# What the task requires
Return the records exactly, with nothing added.

# Records for this exercise

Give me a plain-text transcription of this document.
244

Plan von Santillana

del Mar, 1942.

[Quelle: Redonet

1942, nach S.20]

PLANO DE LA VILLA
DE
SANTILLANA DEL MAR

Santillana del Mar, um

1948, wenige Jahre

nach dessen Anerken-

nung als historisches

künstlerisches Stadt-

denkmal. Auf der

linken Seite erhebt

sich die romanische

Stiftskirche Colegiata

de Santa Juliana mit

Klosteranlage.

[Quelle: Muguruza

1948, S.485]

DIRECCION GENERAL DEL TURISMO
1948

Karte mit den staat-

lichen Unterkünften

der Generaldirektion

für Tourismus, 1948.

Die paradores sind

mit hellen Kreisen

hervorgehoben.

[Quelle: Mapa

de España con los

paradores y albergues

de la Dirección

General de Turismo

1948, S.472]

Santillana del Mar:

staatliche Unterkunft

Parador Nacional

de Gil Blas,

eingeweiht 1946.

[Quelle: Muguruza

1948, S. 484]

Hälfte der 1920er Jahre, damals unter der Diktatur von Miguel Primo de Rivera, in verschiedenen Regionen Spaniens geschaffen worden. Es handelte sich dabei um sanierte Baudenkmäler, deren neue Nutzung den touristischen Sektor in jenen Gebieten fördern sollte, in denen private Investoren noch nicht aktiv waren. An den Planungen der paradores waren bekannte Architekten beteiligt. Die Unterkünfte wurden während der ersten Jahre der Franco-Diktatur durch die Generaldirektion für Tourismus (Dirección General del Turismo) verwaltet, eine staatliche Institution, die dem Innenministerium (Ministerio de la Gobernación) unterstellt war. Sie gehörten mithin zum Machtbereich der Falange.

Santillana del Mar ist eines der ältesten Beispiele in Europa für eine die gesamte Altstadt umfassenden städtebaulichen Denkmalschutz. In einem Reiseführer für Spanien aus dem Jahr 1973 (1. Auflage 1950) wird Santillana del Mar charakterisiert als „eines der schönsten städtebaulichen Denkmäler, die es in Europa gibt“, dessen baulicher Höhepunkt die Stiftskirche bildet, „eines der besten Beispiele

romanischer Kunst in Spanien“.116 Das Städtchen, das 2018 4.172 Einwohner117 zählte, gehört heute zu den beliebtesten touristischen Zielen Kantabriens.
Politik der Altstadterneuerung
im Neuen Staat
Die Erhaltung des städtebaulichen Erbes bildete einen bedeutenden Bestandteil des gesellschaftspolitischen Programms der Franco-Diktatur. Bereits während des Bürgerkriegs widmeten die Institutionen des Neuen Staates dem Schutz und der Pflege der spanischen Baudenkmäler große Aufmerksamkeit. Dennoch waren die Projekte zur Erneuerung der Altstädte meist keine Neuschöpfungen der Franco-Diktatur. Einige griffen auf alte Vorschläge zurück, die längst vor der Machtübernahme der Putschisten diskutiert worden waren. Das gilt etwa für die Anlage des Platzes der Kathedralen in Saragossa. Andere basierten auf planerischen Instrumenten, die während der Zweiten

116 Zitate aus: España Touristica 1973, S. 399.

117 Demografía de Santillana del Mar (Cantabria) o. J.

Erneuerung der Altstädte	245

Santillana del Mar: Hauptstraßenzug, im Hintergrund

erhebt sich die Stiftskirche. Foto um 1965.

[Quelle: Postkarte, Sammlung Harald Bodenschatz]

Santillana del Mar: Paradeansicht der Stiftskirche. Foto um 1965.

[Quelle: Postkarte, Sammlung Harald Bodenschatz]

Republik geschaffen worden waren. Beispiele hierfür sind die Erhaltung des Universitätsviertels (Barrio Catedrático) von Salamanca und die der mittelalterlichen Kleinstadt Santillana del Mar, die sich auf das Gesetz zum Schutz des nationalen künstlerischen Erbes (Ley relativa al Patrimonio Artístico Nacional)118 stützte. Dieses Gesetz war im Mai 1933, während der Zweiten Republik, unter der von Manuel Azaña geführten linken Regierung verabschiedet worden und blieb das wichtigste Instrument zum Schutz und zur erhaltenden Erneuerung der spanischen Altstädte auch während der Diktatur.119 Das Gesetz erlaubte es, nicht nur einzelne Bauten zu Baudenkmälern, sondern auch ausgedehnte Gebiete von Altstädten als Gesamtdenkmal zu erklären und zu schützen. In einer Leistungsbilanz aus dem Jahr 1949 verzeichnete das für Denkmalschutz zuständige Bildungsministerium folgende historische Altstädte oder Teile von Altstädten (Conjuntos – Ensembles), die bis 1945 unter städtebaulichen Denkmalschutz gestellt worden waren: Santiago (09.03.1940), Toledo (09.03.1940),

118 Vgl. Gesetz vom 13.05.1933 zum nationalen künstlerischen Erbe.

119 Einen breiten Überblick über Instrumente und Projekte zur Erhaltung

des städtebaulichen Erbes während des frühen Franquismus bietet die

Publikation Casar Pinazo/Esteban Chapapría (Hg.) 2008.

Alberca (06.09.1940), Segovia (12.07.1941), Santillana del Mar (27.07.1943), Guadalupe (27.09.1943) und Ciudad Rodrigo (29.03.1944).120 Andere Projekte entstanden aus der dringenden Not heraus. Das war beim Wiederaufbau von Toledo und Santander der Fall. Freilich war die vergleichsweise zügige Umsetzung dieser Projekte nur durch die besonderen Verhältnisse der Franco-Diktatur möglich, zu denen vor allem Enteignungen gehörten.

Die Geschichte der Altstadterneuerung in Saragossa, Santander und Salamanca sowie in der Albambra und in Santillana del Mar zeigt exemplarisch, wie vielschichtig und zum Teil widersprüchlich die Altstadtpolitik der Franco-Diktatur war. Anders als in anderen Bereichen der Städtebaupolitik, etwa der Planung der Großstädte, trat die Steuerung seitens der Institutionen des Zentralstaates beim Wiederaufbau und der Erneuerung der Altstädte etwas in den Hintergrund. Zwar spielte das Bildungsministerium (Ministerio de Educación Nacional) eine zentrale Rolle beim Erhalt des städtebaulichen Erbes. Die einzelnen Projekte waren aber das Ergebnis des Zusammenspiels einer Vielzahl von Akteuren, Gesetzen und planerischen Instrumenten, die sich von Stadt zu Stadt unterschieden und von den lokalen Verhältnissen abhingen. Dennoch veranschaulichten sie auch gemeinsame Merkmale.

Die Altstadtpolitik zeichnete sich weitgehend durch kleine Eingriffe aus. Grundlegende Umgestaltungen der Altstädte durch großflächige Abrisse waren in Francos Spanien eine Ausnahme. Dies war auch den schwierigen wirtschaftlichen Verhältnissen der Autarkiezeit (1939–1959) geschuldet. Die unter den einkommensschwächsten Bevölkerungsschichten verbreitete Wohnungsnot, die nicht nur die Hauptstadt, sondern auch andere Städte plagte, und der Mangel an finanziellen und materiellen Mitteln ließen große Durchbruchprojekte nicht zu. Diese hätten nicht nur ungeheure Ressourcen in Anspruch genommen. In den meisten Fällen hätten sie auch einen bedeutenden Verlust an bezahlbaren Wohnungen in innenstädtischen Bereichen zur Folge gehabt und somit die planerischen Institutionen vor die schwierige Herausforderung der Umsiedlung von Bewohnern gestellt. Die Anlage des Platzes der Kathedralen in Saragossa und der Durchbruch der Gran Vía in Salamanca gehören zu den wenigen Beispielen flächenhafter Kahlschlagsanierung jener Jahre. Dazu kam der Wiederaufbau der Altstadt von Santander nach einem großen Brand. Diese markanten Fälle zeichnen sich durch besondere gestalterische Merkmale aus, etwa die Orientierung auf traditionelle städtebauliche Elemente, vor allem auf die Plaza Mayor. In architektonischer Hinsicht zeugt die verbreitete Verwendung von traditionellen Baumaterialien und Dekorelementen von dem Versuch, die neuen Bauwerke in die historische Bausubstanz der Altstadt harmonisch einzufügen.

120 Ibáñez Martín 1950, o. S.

# Response to this task
Give me a plain-text transcription of this document.
244

Plan von Santillana

del Mar, 1942.

[Quelle: Redonet

1942, nach S.20]

PLANO DE LA VILLA
DE
SANTILLANA DEL MAR

Santillana del Mar, um

1948, wenige Jahre

nach dessen Anerken-

nung als historisches

künstlerisches Stadt-

denkmal. Auf der

linken Seite erhebt

sich die romanische

Stiftskirche Colegiata

de Santa Juliana mit

Klosteranlage.

[Quelle: Muguruza

1948, S.485]

DIRECCION GENERAL DEL TURISMO
1948

Karte mit den staat-

lichen Unterkünften

der Generaldirektion

für Tourismus, 1948.

Die paradores sind

mit hellen Kreisen

hervorgehoben.

[Quelle: Mapa

de España con los

paradores y albergues

de la Dirección

General de Turismo

1948, S.472]

Santillana del Mar:

staatliche Unterkunft

Parador Nacional

de Gil Blas,

eingeweiht 1946.

[Quelle: Muguruza

1948, S. 484]

Hälfte der 1920er Jahre, damals unter der Diktatur von Miguel Primo de Rivera, in verschiedenen Regionen Spaniens geschaffen worden. Es handelte sich dabei um sanierte Baudenkmäler, deren neue Nutzung den touristischen Sektor in jenen Gebieten fördern sollte, in denen private Investoren noch nicht aktiv waren. An den Planungen der paradores waren bekannte Architekten beteiligt. Die Unterkünfte wurden während der ersten Jahre der Franco-Diktatur durch die Generaldirektion für Tourismus (Dirección General del Turismo) verwaltet, eine staatliche Institution, die dem Innenministerium (Ministerio de la Gobernación) unterstellt war. Sie gehörten mithin zum Machtbereich der Falange.

Santillana del Mar ist eines der ältesten Beispiele in Europa für eine die gesamte Altstadt umfassenden städtebaulichen Denkmalschutz. In einem Reiseführer für Spanien aus dem Jahr 1973 (1. Auflage 1950) wird Santillana del Mar charakterisiert als „eines der schönsten städtebaulichen Denkmäler, die es in Europa gibt“, dessen baulicher Höhepunkt die Stiftskirche bildet, „eines der besten Beispiele

romanischer Kunst in Spanien“.116 Das Städtchen, das 2018 4.172 Einwohner117 zählte, gehört heute zu den beliebtesten touristischen Zielen Kantabriens.
Politik der Altstadterneuerung
im Neuen Staat
Die Erhaltung des städtebaulichen Erbes bildete einen bedeutenden Bestandteil des gesellschaftspolitischen Programms der Franco-Diktatur. Bereits während des Bürgerkriegs widmeten die Institutionen des Neuen Staates dem Schutz und der Pflege der spanischen Baudenkmäler große Aufmerksamkeit. Dennoch waren die Projekte zur Erneuerung der Altstädte meist keine Neuschöpfungen der Franco-Diktatur. Einige griffen auf alte Vorschläge zurück, die längst vor der Machtübernahme der Putschisten diskutiert worden waren. Das gilt etwa für die Anlage des Platzes der Kathedralen in Saragossa. Andere basierten auf planerischen Instrumenten, die während der Zweiten

116 Zitate aus: España Touristica 1973, S. 399.

117 Demografía de Santillana del Mar (Cantabria) o. J.

Erneuerung der Altstädte	245

Santillana del Mar: Hauptstraßenzug, im Hintergrund

erhebt sich die Stiftskirche. Foto um 1965.

[Quelle: Postkarte, Sammlung Harald Bodenschatz]

Santillana del Mar: Paradeansicht der Stiftskirche. Foto um 1965.

[Quelle: Postkarte, Sammlung Harald Bodenschatz]

Republik geschaffen worden waren. Beispiele hierfür sind die Erhaltung des Universitätsviertels (Barrio Catedrático) von Salamanca und die der mittelalterlichen Kleinstadt Santillana del Mar, die sich auf das Gesetz zum Schutz des nationalen künstlerischen Erbes (Ley relativa al Patrimonio Artístico Nacional)118 stützte. Dieses Gesetz war im Mai 1933, während der Zweiten Republik, unter der von Manuel Azaña geführten linken Regierung verabschiedet worden und blieb das wichtigste Instrument zum Schutz und zur erhaltenden Erneuerung der spanischen Altstädte auch während der Diktatur.119 Das Gesetz erlaubte es, nicht nur einzelne Bauten zu Baudenkmälern, sondern auch ausgedehnte Gebiete von Altstädten als Gesamtdenkmal zu erklären und zu schützen. In einer Leistungsbilanz aus dem Jahr 1949 verzeichnete das für Denkmalschutz zuständige Bildungsministerium folgende historische Altstädte oder Teile von Altstädten (Conjuntos – Ensembles), die bis 1945 unter städtebaulichen Denkmalschutz gestellt worden waren: Santiago (09.03.1940), Toledo (09.03.1940),

118 Vgl. Gesetz vom 13.05.1933 zum nationalen künstlerischen Erbe.

119 Einen breiten Überblick über Instrumente und Projekte zur Erhaltung

des städtebaulichen Erbes während des frühen Franquismus bietet die

Publikation Casar Pinazo/Esteban Chapapría (Hg.) 2008.

Alberca (06.09.1940), Segovia (12.07.1941), Santillana del Mar (27.07.1943), Guadalupe (27.09.1943) und Ciudad Rodrigo (29.03.1944).120 Andere Projekte entstanden aus der dringenden Not heraus. Das war beim Wiederaufbau von Toledo und Santander der Fall. Freilich war die vergleichsweise zügige Umsetzung dieser Projekte nur durch die besonderen Verhältnisse der Franco-Diktatur möglich, zu denen vor allem Enteignungen gehörten.

Die Geschichte der Altstadterneuerung in Saragossa, Santander und Salamanca sowie in der Albambra und in Santillana del Mar zeigt exemplarisch, wie vielschichtig und zum Teil widersprüchlich die Altstadtpolitik der Franco-Diktatur war. Anders als in anderen Bereichen der Städtebaupolitik, etwa der Planung der Großstädte, trat die Steuerung seitens der Institutionen des Zentralstaates beim Wiederaufbau und der Erneuerung der Altstädte etwas in den Hintergrund. Zwar spielte das Bildungsministerium (Ministerio de Educación Nacional) eine zentrale Rolle beim Erhalt des städtebaulichen Erbes. Die einzelnen Projekte waren aber das Ergebnis des Zusammenspiels einer Vielzahl von Akteuren, Gesetzen und planerischen Instrumenten, die sich von Stadt zu Stadt unterschieden und von den lokalen Verhältnissen abhingen. Dennoch veranschaulichten sie auch gemeinsame Merkmale.

Die Altstadtpolitik zeichnete sich weitgehend durch kleine Eingriffe aus. Grundlegende Umgestaltungen der Altstädte durch großflächige Abrisse waren in Francos Spanien eine Ausnahme. Dies war auch den schwierigen wirtschaftlichen Verhältnissen der Autarkiezeit (1939–1959) geschuldet. Die unter den einkommensschwächsten Bevölkerungsschichten verbreitete Wohnungsnot, die nicht nur die Hauptstadt, sondern auch andere Städte plagte, und der Mangel an finanziellen und materiellen Mitteln ließen große Durchbruchprojekte nicht zu. Diese hätten nicht nur ungeheure Ressourcen in Anspruch genommen. In den meisten Fällen hätten sie auch einen bedeutenden Verlust an bezahlbaren Wohnungen in innenstädtischen Bereichen zur Folge gehabt und somit die planerischen Institutionen vor die schwierige Herausforderung der Umsiedlung von Bewohnern gestellt. Die Anlage des Platzes der Kathedralen in Saragossa und der Durchbruch der Gran Vía in Salamanca gehören zu den wenigen Beispielen flächenhafter Kahlschlagsanierung jener Jahre. Dazu kam der Wiederaufbau der Altstadt von Santander nach einem großen Brand. Diese markanten Fälle zeichnen sich durch besondere gestalterische Merkmale aus, etwa die Orientierung auf traditionelle städtebauliche Elemente, vor allem auf die Plaza Mayor. In architektonischer Hinsicht zeugt die verbreitete Verwendung von traditionellen Baumaterialien und Dekorelementen von dem Versuch, die neuen Bauwerke in die historische Bausubstanz der Altstadt harmonisch einzufügen.

120 Ibáñez Martín 1950, o. S.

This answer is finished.